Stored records
- - -
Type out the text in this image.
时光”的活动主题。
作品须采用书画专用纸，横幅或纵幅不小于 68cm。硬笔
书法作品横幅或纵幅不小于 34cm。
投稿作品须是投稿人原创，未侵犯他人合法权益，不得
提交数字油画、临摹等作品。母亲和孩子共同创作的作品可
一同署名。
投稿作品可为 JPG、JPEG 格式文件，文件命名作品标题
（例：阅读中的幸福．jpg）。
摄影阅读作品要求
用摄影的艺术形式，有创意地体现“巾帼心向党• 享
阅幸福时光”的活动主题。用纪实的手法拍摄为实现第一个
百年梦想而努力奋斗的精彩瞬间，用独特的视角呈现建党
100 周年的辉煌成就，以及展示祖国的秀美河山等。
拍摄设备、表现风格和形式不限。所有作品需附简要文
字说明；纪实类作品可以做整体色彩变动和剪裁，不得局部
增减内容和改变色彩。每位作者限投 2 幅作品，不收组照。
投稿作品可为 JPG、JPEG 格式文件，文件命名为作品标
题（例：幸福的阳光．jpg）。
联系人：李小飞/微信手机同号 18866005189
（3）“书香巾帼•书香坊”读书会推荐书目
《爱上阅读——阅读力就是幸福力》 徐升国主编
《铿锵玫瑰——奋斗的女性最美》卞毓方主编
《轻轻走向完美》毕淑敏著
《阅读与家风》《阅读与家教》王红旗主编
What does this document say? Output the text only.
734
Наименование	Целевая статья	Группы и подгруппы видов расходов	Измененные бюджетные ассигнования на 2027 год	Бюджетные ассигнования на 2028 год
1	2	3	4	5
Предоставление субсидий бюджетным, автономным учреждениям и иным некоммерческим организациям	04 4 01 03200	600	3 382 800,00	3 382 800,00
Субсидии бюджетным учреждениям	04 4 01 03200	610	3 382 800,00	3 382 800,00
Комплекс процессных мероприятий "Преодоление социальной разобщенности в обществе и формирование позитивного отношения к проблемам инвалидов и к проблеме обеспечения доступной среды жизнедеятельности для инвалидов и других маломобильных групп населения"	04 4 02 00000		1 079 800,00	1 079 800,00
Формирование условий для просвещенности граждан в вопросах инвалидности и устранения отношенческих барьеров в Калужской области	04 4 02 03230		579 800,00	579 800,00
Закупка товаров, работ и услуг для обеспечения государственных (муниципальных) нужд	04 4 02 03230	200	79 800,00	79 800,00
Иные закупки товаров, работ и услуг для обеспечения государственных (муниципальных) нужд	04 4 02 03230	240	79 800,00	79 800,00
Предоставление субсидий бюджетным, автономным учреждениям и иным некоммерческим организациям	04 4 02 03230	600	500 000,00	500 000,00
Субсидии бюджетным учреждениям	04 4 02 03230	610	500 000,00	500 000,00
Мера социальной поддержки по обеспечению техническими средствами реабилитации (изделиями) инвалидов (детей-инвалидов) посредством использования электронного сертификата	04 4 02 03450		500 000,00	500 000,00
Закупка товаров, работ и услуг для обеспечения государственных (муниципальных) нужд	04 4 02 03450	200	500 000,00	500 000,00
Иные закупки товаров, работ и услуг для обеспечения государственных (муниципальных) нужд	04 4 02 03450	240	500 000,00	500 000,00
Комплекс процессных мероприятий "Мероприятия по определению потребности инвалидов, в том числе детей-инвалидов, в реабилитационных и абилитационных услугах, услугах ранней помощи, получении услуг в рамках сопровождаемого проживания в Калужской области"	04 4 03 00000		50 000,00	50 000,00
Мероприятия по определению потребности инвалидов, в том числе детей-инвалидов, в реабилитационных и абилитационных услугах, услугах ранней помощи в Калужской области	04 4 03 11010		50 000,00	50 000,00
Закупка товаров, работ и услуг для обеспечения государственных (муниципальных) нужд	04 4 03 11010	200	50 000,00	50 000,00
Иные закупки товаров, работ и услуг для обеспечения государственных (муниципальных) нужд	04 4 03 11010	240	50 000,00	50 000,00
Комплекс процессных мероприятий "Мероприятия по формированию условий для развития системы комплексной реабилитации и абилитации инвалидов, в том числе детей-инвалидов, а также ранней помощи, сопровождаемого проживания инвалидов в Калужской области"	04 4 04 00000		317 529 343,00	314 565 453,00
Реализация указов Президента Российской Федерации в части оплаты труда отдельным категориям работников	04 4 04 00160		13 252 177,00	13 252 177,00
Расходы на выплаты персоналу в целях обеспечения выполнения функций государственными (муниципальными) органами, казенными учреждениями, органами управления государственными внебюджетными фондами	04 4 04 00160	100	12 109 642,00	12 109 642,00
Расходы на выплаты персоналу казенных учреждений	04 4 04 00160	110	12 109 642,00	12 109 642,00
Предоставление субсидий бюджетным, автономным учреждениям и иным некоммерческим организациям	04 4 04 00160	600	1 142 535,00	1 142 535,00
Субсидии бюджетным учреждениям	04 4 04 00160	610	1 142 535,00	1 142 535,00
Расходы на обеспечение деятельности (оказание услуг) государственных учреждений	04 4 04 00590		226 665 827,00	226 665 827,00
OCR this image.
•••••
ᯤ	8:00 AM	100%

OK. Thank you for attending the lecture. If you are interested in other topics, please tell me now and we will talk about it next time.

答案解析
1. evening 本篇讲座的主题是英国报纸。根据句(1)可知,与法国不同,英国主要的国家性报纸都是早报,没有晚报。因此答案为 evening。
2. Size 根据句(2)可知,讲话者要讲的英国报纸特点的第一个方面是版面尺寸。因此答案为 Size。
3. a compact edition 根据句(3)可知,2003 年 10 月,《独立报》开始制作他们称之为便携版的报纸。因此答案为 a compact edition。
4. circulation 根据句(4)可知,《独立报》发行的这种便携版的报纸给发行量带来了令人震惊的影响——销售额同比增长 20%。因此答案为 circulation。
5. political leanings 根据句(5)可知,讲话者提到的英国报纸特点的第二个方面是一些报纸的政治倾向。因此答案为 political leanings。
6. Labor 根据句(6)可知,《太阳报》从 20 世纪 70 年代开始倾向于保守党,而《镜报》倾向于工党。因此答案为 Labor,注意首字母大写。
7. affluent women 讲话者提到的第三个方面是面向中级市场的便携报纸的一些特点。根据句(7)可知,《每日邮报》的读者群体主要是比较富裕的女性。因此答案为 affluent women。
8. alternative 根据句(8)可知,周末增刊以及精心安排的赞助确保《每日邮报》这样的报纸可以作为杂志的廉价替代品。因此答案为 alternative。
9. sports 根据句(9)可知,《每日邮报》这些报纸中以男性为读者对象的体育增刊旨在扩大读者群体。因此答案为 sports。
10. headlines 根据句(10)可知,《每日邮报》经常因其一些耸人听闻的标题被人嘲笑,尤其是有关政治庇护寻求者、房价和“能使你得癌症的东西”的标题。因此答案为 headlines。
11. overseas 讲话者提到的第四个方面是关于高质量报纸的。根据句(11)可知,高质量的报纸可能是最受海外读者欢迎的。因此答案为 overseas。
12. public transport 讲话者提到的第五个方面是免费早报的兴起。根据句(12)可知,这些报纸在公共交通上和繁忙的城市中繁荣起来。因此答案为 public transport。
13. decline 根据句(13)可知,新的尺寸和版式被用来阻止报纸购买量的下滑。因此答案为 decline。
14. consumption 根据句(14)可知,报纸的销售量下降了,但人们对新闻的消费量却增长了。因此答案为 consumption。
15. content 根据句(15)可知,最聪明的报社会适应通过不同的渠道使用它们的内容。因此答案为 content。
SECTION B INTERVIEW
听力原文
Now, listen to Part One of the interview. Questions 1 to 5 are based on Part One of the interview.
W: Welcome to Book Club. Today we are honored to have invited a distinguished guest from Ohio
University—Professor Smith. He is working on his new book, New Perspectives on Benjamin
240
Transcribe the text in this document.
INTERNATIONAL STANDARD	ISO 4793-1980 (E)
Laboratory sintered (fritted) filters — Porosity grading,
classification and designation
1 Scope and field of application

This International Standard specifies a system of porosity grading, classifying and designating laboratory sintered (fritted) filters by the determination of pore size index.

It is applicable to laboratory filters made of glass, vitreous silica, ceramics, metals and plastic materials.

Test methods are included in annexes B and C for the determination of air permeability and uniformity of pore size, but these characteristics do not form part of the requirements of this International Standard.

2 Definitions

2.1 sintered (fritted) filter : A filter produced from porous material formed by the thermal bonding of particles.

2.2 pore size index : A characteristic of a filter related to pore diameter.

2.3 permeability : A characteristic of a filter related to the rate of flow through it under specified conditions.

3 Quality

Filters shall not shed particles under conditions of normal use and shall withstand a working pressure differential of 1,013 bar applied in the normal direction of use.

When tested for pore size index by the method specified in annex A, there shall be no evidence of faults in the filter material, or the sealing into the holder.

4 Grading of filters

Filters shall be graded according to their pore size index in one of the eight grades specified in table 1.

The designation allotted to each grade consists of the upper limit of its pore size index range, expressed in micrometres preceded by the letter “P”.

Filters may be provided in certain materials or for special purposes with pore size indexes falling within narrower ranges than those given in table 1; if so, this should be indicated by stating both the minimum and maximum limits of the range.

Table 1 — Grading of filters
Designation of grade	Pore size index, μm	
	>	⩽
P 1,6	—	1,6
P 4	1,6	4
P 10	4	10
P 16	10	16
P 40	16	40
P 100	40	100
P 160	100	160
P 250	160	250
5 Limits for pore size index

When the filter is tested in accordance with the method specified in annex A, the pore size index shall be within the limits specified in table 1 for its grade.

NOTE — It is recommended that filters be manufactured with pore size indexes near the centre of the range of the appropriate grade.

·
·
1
- - -
◆ YOUR INSTRUCTIONS ◆
Show every line in the records above that contains the word "indexes".

◆ RESULT FOR THIS TASK ◆
Filters may be provided in certain materials or for special purposes with pore size indexes falling within narrower ranges than those given in table 1; if so, this should be indicated by stating both the minimum and maximum limits of the range.
NOTE — It is recommended that filters be manufactured with pore size indexes near the centre of the range of the appropriate grade.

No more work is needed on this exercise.